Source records
------------------------------

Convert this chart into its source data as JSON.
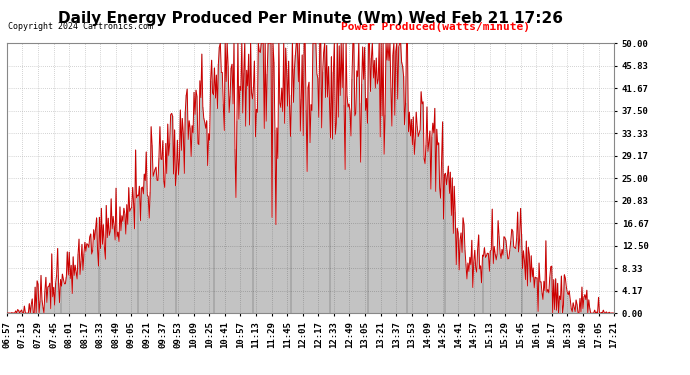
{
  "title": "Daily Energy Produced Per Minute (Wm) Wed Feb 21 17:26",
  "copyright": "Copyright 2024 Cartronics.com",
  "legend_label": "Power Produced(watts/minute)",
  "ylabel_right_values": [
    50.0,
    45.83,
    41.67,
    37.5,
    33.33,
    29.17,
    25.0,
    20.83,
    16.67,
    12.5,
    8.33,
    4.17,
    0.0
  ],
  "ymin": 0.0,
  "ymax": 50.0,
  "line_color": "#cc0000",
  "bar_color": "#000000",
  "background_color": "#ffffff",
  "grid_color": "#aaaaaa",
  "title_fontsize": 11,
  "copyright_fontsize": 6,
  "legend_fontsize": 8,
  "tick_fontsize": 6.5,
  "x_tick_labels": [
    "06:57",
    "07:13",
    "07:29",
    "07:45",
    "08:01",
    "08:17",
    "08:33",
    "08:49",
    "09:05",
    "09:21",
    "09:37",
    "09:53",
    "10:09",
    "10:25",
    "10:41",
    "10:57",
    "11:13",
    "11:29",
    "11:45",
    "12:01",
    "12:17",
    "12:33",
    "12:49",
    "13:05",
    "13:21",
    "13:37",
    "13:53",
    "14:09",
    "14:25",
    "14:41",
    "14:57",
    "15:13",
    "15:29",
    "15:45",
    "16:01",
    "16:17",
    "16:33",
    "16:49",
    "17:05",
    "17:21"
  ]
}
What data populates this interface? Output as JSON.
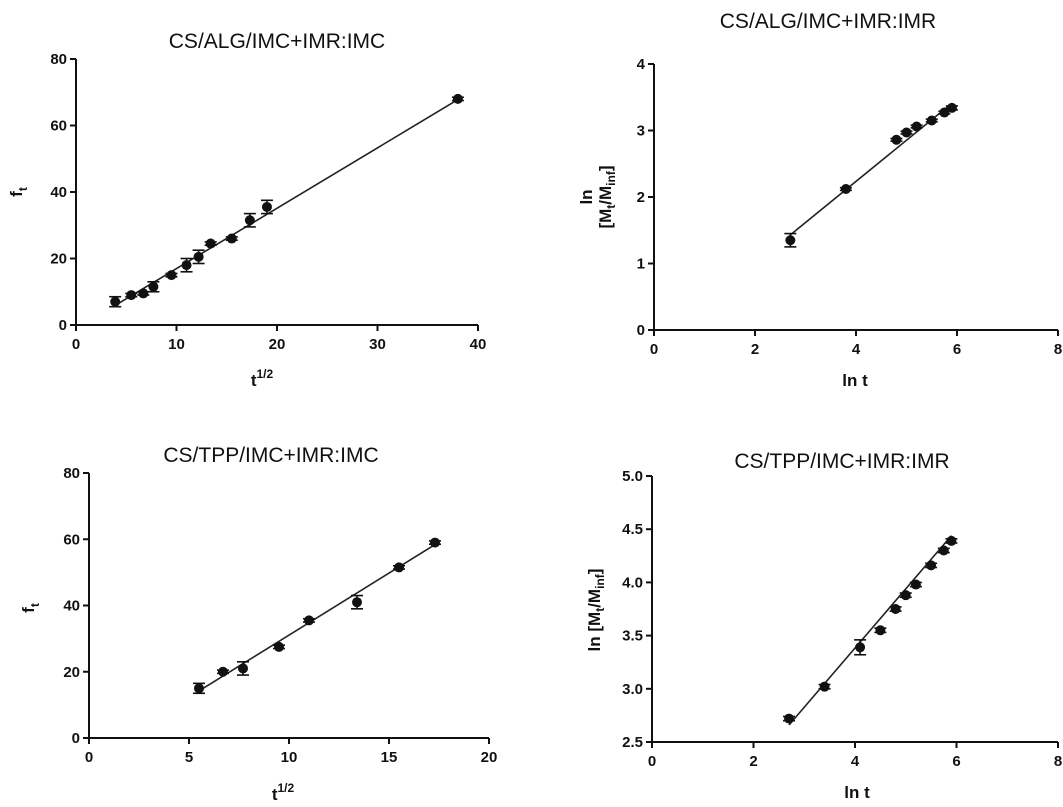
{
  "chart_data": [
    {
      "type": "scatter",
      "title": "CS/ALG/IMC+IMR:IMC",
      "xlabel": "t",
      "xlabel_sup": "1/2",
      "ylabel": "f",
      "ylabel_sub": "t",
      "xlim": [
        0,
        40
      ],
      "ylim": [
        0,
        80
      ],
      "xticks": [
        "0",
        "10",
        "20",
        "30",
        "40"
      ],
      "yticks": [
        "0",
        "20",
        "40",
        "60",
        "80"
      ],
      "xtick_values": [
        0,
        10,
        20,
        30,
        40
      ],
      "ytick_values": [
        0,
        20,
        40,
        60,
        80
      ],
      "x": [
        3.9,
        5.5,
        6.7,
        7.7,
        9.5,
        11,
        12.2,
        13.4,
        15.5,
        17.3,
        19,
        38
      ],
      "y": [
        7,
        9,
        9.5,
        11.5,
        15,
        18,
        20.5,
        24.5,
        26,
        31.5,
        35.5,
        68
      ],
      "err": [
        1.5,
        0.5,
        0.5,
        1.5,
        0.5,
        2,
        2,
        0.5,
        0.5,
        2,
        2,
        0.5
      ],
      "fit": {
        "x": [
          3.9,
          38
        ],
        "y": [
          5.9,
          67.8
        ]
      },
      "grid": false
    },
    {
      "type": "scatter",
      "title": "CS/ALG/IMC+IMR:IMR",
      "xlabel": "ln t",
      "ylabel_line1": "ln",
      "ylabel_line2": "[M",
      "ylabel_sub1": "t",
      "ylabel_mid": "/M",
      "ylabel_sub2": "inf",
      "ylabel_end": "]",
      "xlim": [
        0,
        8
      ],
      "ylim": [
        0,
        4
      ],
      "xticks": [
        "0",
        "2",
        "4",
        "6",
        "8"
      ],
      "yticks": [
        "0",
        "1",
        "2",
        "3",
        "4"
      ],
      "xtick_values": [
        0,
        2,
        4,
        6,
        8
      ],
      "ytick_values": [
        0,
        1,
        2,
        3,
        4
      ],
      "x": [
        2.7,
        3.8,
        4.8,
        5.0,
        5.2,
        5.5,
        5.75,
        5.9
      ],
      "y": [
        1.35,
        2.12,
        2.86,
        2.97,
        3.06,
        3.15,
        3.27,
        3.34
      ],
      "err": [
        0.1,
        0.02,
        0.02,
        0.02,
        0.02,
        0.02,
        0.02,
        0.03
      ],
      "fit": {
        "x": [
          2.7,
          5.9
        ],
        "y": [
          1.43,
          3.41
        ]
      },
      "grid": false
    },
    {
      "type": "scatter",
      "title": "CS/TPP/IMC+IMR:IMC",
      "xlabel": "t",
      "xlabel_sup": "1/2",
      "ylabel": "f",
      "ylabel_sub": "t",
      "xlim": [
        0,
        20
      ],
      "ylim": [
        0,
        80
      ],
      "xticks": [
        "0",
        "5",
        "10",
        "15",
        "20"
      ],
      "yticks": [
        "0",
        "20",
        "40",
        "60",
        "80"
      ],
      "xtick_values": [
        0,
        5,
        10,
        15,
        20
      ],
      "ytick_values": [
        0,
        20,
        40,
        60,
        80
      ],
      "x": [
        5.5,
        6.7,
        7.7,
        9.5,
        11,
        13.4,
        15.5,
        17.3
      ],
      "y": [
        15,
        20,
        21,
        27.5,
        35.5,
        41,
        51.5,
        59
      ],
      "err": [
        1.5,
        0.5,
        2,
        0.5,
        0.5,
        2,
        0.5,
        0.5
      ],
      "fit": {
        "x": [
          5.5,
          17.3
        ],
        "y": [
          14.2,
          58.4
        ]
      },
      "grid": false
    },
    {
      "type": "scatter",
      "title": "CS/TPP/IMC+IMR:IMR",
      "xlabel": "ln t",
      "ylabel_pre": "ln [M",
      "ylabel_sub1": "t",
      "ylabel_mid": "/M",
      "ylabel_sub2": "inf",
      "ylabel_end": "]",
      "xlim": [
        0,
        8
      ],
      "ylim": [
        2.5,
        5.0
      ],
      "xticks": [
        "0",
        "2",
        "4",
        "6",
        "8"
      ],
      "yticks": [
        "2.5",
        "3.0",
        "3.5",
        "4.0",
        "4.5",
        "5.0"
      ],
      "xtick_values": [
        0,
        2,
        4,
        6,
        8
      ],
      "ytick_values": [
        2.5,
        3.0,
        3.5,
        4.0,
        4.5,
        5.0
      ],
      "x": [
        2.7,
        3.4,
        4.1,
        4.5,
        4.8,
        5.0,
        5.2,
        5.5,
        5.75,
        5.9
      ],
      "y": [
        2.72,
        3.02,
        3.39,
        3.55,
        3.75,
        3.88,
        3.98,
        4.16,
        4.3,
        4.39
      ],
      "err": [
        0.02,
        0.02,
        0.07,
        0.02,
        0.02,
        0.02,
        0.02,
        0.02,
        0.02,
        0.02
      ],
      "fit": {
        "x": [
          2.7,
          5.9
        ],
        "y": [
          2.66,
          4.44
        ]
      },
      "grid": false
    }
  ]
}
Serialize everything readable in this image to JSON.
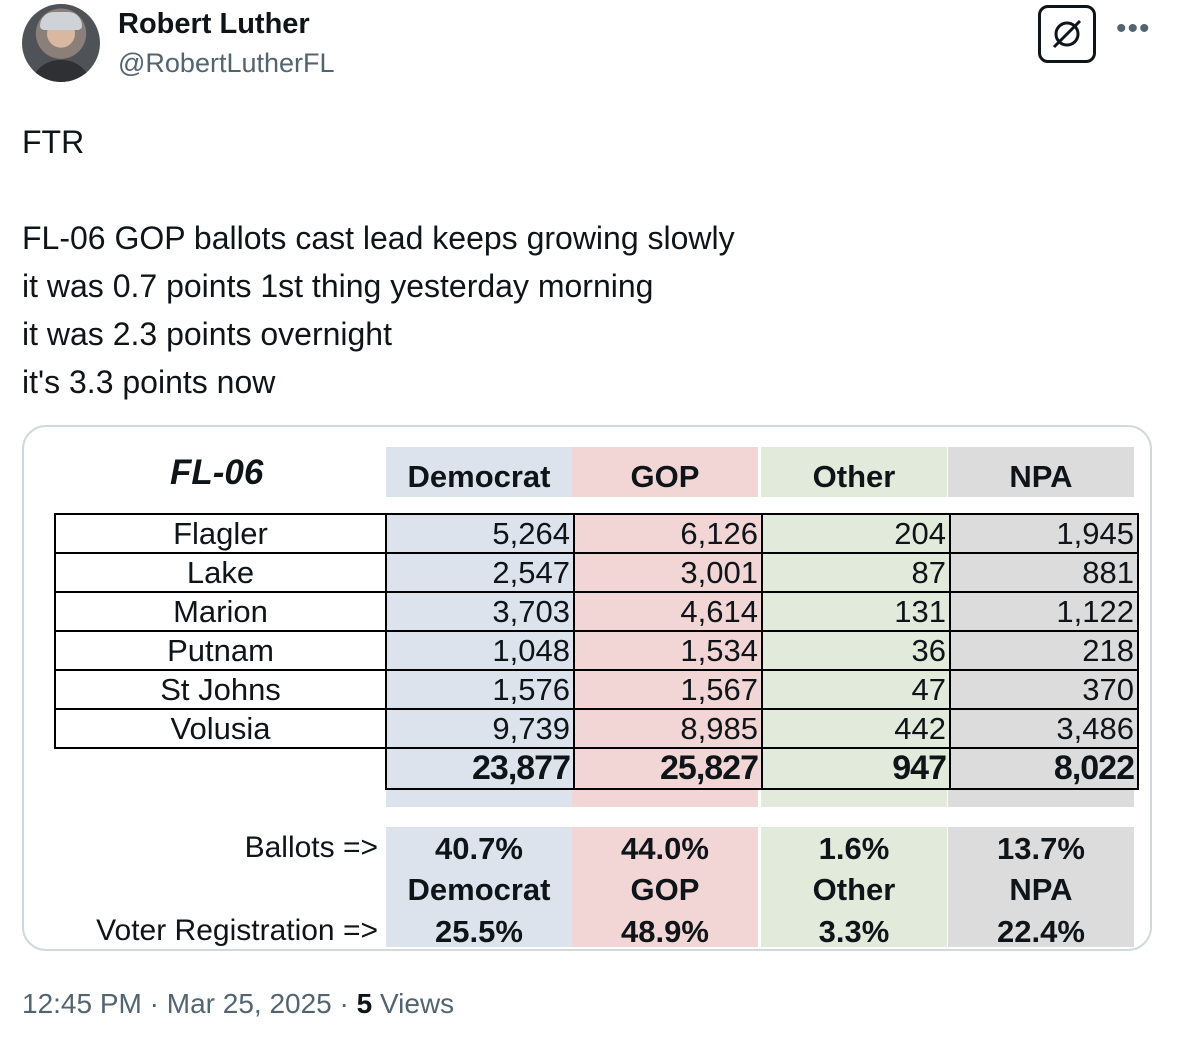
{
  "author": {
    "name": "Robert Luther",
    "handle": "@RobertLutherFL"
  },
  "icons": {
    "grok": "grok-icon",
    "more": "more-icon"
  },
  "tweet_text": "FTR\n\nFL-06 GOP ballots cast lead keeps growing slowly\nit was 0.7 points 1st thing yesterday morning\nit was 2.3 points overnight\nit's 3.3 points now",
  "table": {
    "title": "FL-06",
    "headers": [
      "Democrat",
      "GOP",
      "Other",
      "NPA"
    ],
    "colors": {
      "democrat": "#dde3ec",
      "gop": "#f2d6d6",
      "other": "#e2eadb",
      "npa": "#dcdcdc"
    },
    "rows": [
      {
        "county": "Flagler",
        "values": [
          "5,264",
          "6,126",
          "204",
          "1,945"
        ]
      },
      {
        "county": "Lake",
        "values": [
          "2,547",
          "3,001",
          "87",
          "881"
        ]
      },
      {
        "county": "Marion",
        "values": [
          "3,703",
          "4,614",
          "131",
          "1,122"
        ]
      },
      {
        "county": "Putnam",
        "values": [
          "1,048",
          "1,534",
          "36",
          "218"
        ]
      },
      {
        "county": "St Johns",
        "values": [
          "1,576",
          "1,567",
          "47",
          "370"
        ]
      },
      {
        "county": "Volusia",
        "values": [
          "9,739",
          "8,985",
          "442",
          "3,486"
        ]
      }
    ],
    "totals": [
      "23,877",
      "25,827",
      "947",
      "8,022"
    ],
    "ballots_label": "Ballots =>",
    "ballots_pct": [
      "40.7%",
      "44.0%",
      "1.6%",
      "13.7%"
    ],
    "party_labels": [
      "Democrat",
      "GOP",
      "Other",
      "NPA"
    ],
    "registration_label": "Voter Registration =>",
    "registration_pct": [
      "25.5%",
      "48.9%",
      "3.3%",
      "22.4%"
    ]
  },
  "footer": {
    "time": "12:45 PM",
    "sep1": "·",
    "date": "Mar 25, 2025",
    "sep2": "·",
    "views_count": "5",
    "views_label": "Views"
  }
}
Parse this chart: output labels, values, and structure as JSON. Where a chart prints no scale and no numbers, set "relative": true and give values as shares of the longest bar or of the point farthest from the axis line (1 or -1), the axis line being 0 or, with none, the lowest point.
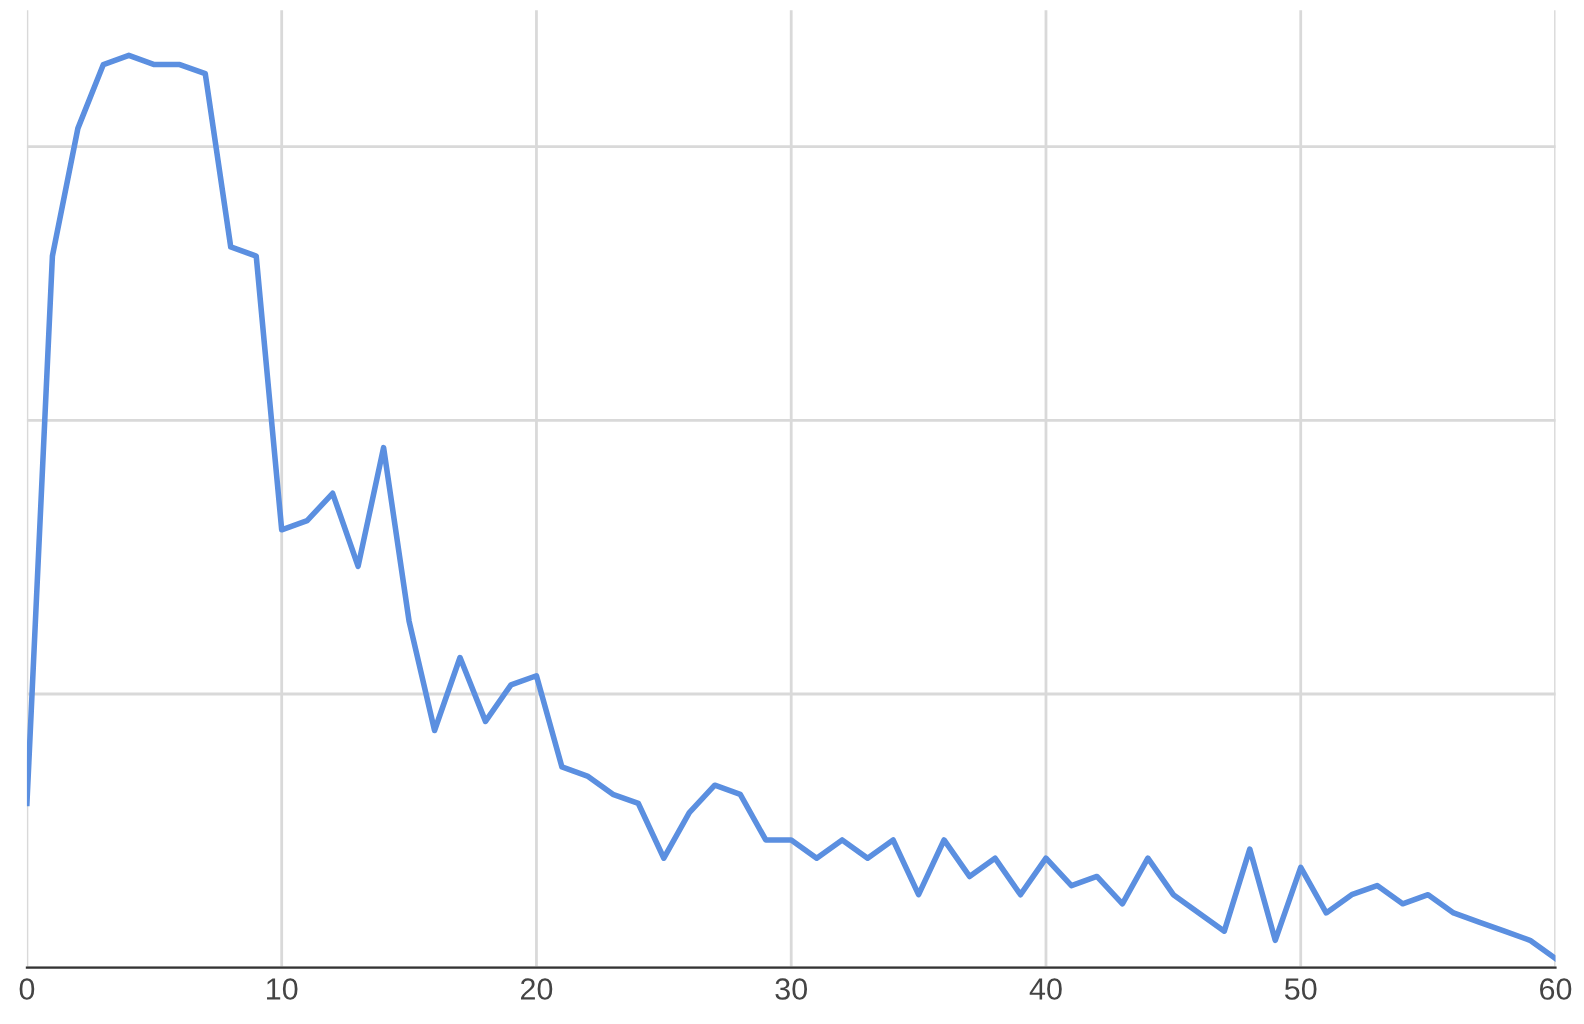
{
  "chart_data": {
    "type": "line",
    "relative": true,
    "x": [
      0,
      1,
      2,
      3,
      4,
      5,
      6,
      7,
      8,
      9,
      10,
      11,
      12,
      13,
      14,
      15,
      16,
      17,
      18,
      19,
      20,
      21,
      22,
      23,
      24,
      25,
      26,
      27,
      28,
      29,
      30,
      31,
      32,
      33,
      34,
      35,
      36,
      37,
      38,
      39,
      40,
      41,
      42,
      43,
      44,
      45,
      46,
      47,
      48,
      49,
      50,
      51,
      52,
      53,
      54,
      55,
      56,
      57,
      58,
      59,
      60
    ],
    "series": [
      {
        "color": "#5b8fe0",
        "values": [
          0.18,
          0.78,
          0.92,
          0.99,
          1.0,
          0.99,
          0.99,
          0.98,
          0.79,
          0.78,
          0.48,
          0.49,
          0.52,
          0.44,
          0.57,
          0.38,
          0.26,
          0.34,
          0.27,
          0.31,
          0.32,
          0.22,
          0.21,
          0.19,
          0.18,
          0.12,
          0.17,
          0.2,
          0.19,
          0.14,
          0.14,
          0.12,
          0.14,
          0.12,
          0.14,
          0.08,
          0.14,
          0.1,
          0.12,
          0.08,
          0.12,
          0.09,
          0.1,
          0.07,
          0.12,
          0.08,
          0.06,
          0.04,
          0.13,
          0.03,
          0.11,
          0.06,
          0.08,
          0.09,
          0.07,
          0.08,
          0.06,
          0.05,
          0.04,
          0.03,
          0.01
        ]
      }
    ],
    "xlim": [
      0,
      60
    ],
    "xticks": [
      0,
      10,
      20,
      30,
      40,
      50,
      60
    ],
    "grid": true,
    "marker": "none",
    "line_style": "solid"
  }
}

------------------------------

Written request
Look over the listing above. Pick out and copy every line that includes "none".

Result of the exercise
Parse this chart: output labels, values, and structure as JSON. Where a chart prints no scale and no numbers, set "relative": true and give values as shares of the longest bar or of the point farthest from the axis line (1 or -1), the axis line being 0 or, with none, the lowest point.
    "marker": "none",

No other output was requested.